Article:
* Start *

At the same time, the NWS recalls that the creation of a hydrogen economy is “a task for the whole of society” whose success “requires contribution from all stakeholders.”
“Hydrogen technologies are not only an important instrument for climate change mitigation. They can enable the creation of new branches of industry with a large number of viable long-term jobs and extensive export opportunities. […] The NWS will thus also help German industry retain and further expand its strong position in hydrogen technologies.”
German government
Specific targets defined
The main 2030 targets outlined in the NWS focus on achieving an accelerated ramp-up of hydrogen and securing sufficient availability of hydrogen and its derivatives. Accordingly, the previous goal of 5 gigawatts of electrolyzer capacity has been raised to at least 10 gigawatts. Remaining demand will be covered by imports which will be the subject of a specially developed import strategy.
What’s more, effective hydrogen infrastructure is to be put place. According to the plans, a hydrogen starter network stretching across more than 1,800 kilometers (1,120 miles) will be got underway by 2027/2028 and supported by funding from Brussels. The network will be composed, in part, of repurposed natural gas pipes as well as newly constructed hydrogen lines. It will form a key part of the European Hydrogen Backbone which will involve hydrogen pipelines covering a total length of around 4,500 kilometers (2,800 miles).
In addition, various hydrogen applications are to be established in different industries – in the power and industrial sectors, in heavy-duty vehicles as well as in aviation and shipping. To allow this to happen, the intention is to create suitable framework conditions, specifically planning and approvals procedures, appropriate standards and certification systems. The stated aim is for Germany to become the leading supplier of hydrogen technologies by 2030.
“We have once again significantly upped the level of ambition.”
German economy minister Robert Habeck
“Hydrogen is the missing piece in the energy transition puzzle. It offers a huge opportunity to join up energy security, net-zero and competitiveness.”
German education and research minister Bettina Stark-Watzinger
“The global market for hydrogen must be fair and different than how the global fossil fuel industry once was.”
German development minister Svenja Schulze
The German government has now departed from its original approach of only financing green hydrogen through tax revenue, a move that has been particularly welcomed, unsurprisingly, by the gas lobby. Other colors of hydrogen are now also set to receive subsidies, albeit only to a limited degree and under certain conditions defined in the small print.

* End *

Entries shown:
* Start *

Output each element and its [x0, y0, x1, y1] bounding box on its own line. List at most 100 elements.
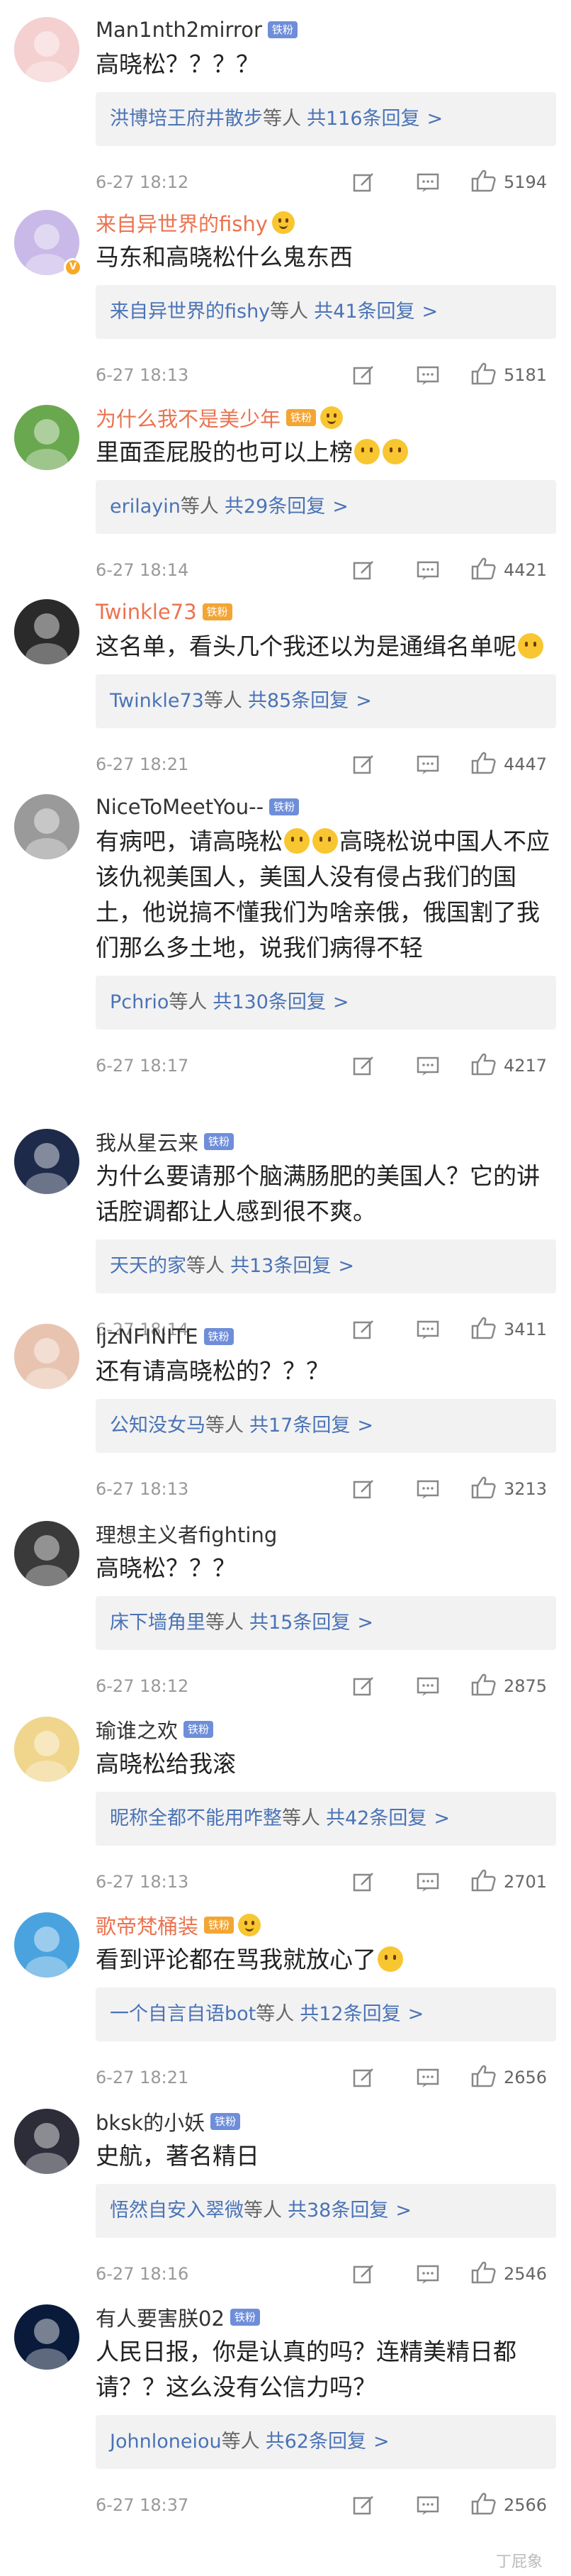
face-emoji-icon — [383, 439, 408, 464]
timestamp: 6-27 18:12 — [96, 1676, 189, 1696]
comment-icon[interactable] — [416, 2065, 440, 2090]
reply-count-link[interactable]: 共29条回复 — [225, 496, 325, 518]
reply-user-link[interactable]: erilayin — [110, 496, 181, 518]
comment-text: 高晓松？？？？ — [96, 50, 259, 78]
reply-user-link[interactable]: 一个自言自语bot — [110, 2003, 256, 2025]
doraemon-avatar[interactable] — [14, 1912, 79, 1978]
reply-count-link[interactable]: 共12条回复 — [300, 2003, 400, 2025]
gray-portrait-avatar[interactable] — [14, 794, 79, 859]
cartoon-girl-avatar[interactable] — [14, 17, 79, 82]
reply-user-link[interactable]: 昵称全都不能用咋整 — [110, 1807, 282, 1829]
night-sky-avatar[interactable] — [14, 1129, 79, 1194]
like-button[interactable]: 5181 — [471, 359, 547, 391]
girl-photo-avatar[interactable] — [14, 1324, 79, 1389]
comment-icon[interactable] — [416, 1477, 440, 1501]
reply-user-link[interactable]: Twinkle73 — [110, 690, 204, 712]
edit-icon[interactable] — [352, 363, 376, 387]
space-avatar[interactable] — [14, 2304, 79, 2370]
comment-icon[interactable] — [416, 752, 440, 776]
edit-icon[interactable] — [352, 1870, 376, 1894]
reply-count-link[interactable]: 共62条回复 — [266, 2431, 366, 2453]
replies-summary[interactable]: erilayin等人 共29条回复 > — [96, 480, 556, 534]
reply-user-link[interactable]: 天天的家 — [110, 1255, 186, 1277]
comment-icon[interactable] — [416, 170, 440, 194]
comment-icon[interactable] — [416, 1054, 440, 1078]
chevron-right-icon: > — [357, 1612, 373, 1634]
timestamp: 6-27 18:37 — [96, 2495, 189, 2515]
face-emoji-icon — [271, 211, 295, 234]
like-button[interactable]: 2701 — [471, 1866, 547, 1898]
reply-count-link[interactable]: 共13条回复 — [230, 1255, 331, 1277]
comment-icon[interactable] — [416, 2262, 440, 2286]
replies-summary[interactable]: 昵称全都不能用咋整等人 共42条回复 > — [96, 1792, 556, 1846]
username-link[interactable]: 歌帝梵桶装 — [96, 1910, 198, 1940]
reply-user-link[interactable]: 床下墙角里 — [110, 1612, 205, 1634]
cat-avatar[interactable] — [14, 2109, 79, 2174]
username-link[interactable]: Twinkle73 — [96, 600, 197, 624]
comment-icon[interactable] — [416, 558, 440, 582]
edit-icon[interactable] — [352, 1674, 376, 1698]
reply-count-link[interactable]: 共42条回复 — [326, 1807, 426, 1829]
frog-avatar[interactable] — [14, 405, 79, 470]
username-link[interactable]: 理想主义者fighting — [96, 1519, 277, 1549]
username-link[interactable]: 来自异世界的fishy — [96, 208, 268, 238]
replies-summary[interactable]: Johnloneiou等人 共62条回复 > — [96, 2415, 556, 2469]
reply-user-link[interactable]: 洪博培王府井散步 — [110, 108, 263, 130]
like-count: 2546 — [504, 2264, 548, 2284]
like-button[interactable]: 2546 — [471, 2258, 547, 2290]
reply-count-link[interactable]: 共85条回复 — [248, 690, 349, 712]
edit-icon[interactable] — [352, 752, 376, 776]
comment-icon[interactable] — [416, 363, 440, 387]
reply-count-link[interactable]: 共116条回复 — [307, 108, 420, 130]
like-icon — [471, 2492, 497, 2519]
edit-icon[interactable] — [352, 2493, 376, 2517]
reply-user-link[interactable]: 公知没女马 — [110, 1415, 205, 1437]
reply-user-link[interactable]: 悟然自安入翠微 — [110, 2199, 244, 2221]
replies-summary[interactable]: 洪博培王府井散步等人 共116条回复 > — [96, 92, 556, 146]
reply-count-link[interactable]: 共15条回复 — [249, 1612, 350, 1634]
like-button[interactable]: 4217 — [471, 1049, 547, 1082]
username-link[interactable]: 瑜谁之欢 — [96, 1714, 178, 1744]
like-button[interactable]: 2566 — [471, 2489, 547, 2521]
replies-summary[interactable]: 公知没女马等人 共17条回复 > — [96, 1399, 556, 1453]
edit-icon[interactable] — [352, 2262, 376, 2286]
replies-summary[interactable]: 天天的家等人 共13条回复 > — [96, 1239, 556, 1293]
username-link[interactable]: ljzNFINITE — [96, 1325, 198, 1349]
replies-summary[interactable]: 床下墙角里等人 共15条回复 > — [96, 1596, 556, 1650]
like-button[interactable]: 2875 — [471, 1670, 547, 1702]
edit-icon[interactable] — [352, 558, 376, 582]
username-link[interactable]: NiceToMeetYou-- — [96, 795, 264, 819]
edit-icon[interactable] — [352, 1054, 376, 1078]
comment-icon[interactable] — [416, 1870, 440, 1894]
username-link[interactable]: bksk的小妖 — [96, 2107, 205, 2136]
reply-user-link[interactable]: 来自异世界的fishy — [110, 301, 270, 323]
replies-summary[interactable]: 悟然自安入翠微等人 共38条回复 > — [96, 2184, 556, 2238]
reply-count-link[interactable]: 共38条回复 — [288, 2199, 388, 2221]
replies-summary[interactable]: 一个自言自语bot等人 共12条回复 > — [96, 1987, 556, 2041]
username-link[interactable]: 为什么我不是美少年 — [96, 403, 281, 433]
panda-avatar[interactable] — [14, 599, 79, 664]
edit-icon[interactable] — [352, 1477, 376, 1501]
reply-user-link[interactable]: Pchrio — [110, 991, 169, 1013]
reply-user-link[interactable]: Johnloneiou — [110, 2431, 222, 2453]
like-button[interactable]: 4447 — [471, 748, 547, 781]
replies-summary[interactable]: Pchrio等人 共130条回复 > — [96, 976, 556, 1030]
like-button[interactable]: 2656 — [471, 2061, 547, 2094]
reply-count-link[interactable]: 共17条回复 — [249, 1415, 350, 1437]
edit-icon[interactable] — [352, 2065, 376, 2090]
like-count: 3213 — [504, 1479, 548, 1499]
replies-summary[interactable]: Twinkle73等人 共85条回复 > — [96, 674, 556, 728]
replies-summary[interactable]: 来自异世界的fishy等人 共41条回复 > — [96, 285, 556, 339]
username-link[interactable]: 我从星云来 — [96, 1127, 198, 1156]
username-link[interactable]: 有人要害朕02 — [96, 2302, 225, 2332]
edit-icon[interactable] — [352, 170, 376, 194]
like-button[interactable]: 3213 — [471, 1473, 547, 1505]
comment-item: V 来自异世界的fishy 马东和高晓松什么鬼东西 来自异世界的fishy等人 共41条… — [0, 193, 571, 388]
reply-count-link[interactable]: 共41条回复 — [314, 301, 414, 323]
boy-photo-avatar[interactable] — [14, 1521, 79, 1586]
comment-icon[interactable] — [416, 2493, 440, 2517]
cartoon-elder-avatar[interactable] — [14, 1717, 79, 1782]
username-link[interactable]: Man1nth2mirror — [96, 18, 262, 42]
comment-icon[interactable] — [416, 1674, 440, 1698]
reply-count-link[interactable]: 共130条回复 — [213, 991, 326, 1013]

* End *

Tasks to carry out:
[1] List every German government minister quoted by name in the hydrogen strategy passage, along with each one's ministry.
[2] In the hydrogen strategy passage, what electrolyzer capacity is now targeted for 2030?
[3] Please write the next part of the hydrogen strategy passage, picking up right after its last sentence.

Answers for this exercise:
[1]
Robert Habeck, economy minister
Bettina Stark-Watzinger, education and research minister
Svenja Schulze, development minister

[2] At least 10 gigawatts, up from the previous goal of 5 gigawatts.

[3]
The update to the NWS states: “We also intend to fund the use of green and, insofar as it is needed in the ramp-up phase, low-carbon blue, turquoise and orange hydrogen on the deployment side to a limited extent while taking into account ambitious greenhouse gas limits, including emissions in the upstream chain and the ability to meet statutory net-zero targets.”
Bettina Stark-Watzinger, German education and research minister, called this a “pragmatic and technologically unbiased” decision that allows initial use of “all climate-friendly types of hydrogen.” This, she explains, will help Germany on its way to becoming a hydrogen nation.
Her colleague, German development minister Svenja Schulze, went one step further by saying: “Wherever wind and solar power is produced for hydrogen, momentum will be given to the energy transition at ground level and the local population will be supplied with electricity. And wherever seawater is desalinated for hydrogen, the nearest town will be supplied with drinking water. From a development perspective it’s clear: Hydrogen from renewables is not only the best choice for the environment, it is a cost-effective domestic energy source that also leads to better development in the Global South. We will therefore help our partner countries have a fair share of involvement in the new international market for hydrogen.”
Existing structures remain
To allow all this to happen, recourse is being made to existing institutions. For example, a “hydrogen guidance center” has already been set up that enables inquirers to receive advice on funding by phone or email. The committee of state secretaries for hydrogen acts as a decision-making body for the NWS and takes corrective action where necessary. It meets on a case-by-case basis as and when needed, which in the past was only rarely. The central body is the National Hydrogen Council, an independent, cross-party advisory committee with 26 high-ranking experts from industry, academia and civil society. The council is supported by the Coordination Office for Hydrogen.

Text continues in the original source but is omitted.